STATED EXERCISE —
Extract the full listing below without altering a single character.

** begin DATA EXTRACT **

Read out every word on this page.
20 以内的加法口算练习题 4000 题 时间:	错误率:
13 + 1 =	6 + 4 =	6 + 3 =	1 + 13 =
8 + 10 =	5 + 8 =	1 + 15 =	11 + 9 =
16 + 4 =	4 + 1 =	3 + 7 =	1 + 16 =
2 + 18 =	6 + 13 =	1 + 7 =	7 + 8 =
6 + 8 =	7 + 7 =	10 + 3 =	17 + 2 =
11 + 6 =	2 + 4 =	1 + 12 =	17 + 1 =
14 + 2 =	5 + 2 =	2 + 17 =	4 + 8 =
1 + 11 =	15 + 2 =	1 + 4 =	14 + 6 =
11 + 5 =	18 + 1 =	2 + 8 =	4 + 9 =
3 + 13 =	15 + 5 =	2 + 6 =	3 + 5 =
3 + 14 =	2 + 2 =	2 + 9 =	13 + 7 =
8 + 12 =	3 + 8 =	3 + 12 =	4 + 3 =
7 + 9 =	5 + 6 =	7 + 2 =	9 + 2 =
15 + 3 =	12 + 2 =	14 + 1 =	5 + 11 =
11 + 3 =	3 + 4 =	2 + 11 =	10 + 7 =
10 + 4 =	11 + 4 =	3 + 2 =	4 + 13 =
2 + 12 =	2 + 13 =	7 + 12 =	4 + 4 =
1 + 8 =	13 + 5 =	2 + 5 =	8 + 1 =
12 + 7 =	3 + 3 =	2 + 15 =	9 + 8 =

** end DATA EXTRACT **

RESPONSE TO THE TASK —
Read out every word on this page.
20 以内的加法口算练习题 4000 题 时间:	错误率:
13 + 1 =	6 + 4 =	6 + 3 =	1 + 13 =
8 + 10 =	5 + 8 =	1 + 15 =	11 + 9 =
16 + 4 =	4 + 1 =	3 + 7 =	1 + 16 =
2 + 18 =	6 + 13 =	1 + 7 =	7 + 8 =
6 + 8 =	7 + 7 =	10 + 3 =	17 + 2 =
11 + 6 =	2 + 4 =	1 + 12 =	17 + 1 =
14 + 2 =	5 + 2 =	2 + 17 =	4 + 8 =
1 + 11 =	15 + 2 =	1 + 4 =	14 + 6 =
11 + 5 =	18 + 1 =	2 + 8 =	4 + 9 =
3 + 13 =	15 + 5 =	2 + 6 =	3 + 5 =
3 + 14 =	2 + 2 =	2 + 9 =	13 + 7 =
8 + 12 =	3 + 8 =	3 + 12 =	4 + 3 =
7 + 9 =	5 + 6 =	7 + 2 =	9 + 2 =
15 + 3 =	12 + 2 =	14 + 1 =	5 + 11 =
11 + 3 =	3 + 4 =	2 + 11 =	10 + 7 =
10 + 4 =	11 + 4 =	3 + 2 =	4 + 13 =
2 + 12 =	2 + 13 =	7 + 12 =	4 + 4 =
1 + 8 =	13 + 5 =	2 + 5 =	8 + 1 =
12 + 7 =	3 + 3 =	2 + 15 =	9 + 8 =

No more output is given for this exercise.